Dataset excerpt
>> START

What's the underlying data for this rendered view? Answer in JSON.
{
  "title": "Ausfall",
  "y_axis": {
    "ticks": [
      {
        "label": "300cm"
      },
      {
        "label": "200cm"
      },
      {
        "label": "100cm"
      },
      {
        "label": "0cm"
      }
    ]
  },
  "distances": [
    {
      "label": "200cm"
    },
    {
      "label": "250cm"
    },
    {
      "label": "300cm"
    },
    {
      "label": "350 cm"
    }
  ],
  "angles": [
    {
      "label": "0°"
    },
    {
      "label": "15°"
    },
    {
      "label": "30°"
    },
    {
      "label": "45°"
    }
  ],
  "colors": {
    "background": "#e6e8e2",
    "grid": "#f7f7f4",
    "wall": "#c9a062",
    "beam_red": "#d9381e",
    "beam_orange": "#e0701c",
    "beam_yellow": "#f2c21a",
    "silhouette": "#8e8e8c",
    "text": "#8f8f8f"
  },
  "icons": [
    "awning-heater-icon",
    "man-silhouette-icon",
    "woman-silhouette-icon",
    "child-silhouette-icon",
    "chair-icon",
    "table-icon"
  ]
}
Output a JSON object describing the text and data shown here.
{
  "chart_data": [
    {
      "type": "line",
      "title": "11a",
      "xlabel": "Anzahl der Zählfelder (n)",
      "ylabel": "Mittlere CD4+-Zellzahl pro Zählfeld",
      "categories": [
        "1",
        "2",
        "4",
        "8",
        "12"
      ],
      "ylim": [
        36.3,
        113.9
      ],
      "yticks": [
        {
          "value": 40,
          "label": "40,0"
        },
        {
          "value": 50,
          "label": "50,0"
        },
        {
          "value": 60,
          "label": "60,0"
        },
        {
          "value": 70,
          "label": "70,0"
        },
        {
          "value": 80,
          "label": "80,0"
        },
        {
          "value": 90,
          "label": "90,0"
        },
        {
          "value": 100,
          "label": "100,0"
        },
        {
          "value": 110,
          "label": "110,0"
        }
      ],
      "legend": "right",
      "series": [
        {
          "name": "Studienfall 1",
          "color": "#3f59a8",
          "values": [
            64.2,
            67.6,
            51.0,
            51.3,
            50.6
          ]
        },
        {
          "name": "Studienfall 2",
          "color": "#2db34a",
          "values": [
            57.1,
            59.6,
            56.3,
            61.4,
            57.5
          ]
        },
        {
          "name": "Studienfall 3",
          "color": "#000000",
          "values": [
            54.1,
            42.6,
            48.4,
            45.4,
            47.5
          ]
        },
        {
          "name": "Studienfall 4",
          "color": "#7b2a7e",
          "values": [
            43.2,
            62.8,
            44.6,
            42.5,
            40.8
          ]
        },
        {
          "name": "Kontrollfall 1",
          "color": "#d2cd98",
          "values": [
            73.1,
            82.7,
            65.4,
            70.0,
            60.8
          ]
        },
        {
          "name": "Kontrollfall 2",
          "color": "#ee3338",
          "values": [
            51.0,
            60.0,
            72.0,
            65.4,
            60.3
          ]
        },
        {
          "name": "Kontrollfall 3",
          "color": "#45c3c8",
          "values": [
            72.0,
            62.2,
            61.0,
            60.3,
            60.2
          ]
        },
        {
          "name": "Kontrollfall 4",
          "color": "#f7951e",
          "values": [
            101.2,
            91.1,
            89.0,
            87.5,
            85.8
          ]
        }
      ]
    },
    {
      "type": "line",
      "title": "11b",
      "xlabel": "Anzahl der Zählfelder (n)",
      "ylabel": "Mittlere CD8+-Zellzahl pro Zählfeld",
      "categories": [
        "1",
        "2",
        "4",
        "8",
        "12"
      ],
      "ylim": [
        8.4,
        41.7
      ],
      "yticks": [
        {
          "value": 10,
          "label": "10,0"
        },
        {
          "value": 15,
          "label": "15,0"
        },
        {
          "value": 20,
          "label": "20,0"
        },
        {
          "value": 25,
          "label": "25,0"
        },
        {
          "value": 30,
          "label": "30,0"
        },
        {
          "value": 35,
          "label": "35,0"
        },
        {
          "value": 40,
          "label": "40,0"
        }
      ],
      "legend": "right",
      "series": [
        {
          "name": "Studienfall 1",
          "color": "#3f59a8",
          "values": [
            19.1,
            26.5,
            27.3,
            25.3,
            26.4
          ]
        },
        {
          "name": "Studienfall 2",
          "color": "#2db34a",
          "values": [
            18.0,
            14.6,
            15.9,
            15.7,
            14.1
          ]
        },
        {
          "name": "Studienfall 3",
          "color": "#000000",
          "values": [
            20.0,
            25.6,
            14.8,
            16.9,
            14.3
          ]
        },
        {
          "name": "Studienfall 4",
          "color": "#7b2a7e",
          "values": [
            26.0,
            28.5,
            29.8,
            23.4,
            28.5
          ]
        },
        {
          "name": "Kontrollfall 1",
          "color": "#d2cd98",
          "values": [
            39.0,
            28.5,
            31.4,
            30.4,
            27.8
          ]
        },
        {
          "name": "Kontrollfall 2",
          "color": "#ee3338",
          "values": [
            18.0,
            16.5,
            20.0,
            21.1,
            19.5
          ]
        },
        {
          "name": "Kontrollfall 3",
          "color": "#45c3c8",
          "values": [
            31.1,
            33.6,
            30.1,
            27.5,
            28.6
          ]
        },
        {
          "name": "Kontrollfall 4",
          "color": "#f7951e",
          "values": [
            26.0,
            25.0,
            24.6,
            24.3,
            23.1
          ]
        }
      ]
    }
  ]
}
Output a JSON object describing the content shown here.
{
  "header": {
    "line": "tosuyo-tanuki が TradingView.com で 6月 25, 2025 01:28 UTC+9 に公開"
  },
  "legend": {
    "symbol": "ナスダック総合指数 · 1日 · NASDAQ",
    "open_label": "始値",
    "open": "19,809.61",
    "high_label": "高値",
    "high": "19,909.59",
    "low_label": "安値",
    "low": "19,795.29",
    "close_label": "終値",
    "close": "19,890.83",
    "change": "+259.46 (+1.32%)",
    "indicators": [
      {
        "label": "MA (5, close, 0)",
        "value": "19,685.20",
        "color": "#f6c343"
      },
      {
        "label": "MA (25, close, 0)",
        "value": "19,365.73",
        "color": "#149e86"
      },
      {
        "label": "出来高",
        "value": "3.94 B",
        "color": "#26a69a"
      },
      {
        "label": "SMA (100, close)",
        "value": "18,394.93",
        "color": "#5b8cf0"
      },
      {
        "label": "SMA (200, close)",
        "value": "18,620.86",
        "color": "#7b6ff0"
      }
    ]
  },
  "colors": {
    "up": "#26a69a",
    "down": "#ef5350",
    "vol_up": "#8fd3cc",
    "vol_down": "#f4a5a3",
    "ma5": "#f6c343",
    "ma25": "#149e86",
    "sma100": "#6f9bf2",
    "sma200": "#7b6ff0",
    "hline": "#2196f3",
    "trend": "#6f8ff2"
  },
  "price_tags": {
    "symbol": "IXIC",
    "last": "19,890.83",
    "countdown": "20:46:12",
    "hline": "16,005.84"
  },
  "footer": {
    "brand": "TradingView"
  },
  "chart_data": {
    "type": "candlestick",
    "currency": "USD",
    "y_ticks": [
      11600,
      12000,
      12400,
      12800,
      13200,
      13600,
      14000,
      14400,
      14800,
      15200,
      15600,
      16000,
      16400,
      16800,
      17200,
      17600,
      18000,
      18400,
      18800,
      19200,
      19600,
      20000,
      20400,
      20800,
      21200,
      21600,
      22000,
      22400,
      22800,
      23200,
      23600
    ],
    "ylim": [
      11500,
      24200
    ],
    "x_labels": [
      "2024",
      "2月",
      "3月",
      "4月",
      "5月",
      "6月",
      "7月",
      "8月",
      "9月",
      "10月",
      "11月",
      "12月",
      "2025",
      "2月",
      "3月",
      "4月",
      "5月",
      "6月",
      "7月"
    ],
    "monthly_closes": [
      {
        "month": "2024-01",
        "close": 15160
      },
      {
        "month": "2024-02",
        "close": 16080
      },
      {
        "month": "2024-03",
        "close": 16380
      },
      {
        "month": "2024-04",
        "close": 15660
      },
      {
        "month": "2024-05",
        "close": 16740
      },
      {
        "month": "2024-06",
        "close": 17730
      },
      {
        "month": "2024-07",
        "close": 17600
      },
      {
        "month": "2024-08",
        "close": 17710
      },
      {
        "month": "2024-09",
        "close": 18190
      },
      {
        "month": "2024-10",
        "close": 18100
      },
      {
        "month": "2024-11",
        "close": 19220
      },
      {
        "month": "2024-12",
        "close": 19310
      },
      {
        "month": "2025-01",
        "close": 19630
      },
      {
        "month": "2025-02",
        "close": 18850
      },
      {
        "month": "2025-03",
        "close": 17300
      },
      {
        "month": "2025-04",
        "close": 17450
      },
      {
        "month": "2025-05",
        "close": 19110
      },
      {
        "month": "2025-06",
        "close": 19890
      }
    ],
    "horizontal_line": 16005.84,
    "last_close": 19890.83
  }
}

>> END

:: Description of the task ::
Count how many lines of the listing above include "shown" and report that number alone.

:: Finished exercise ::
2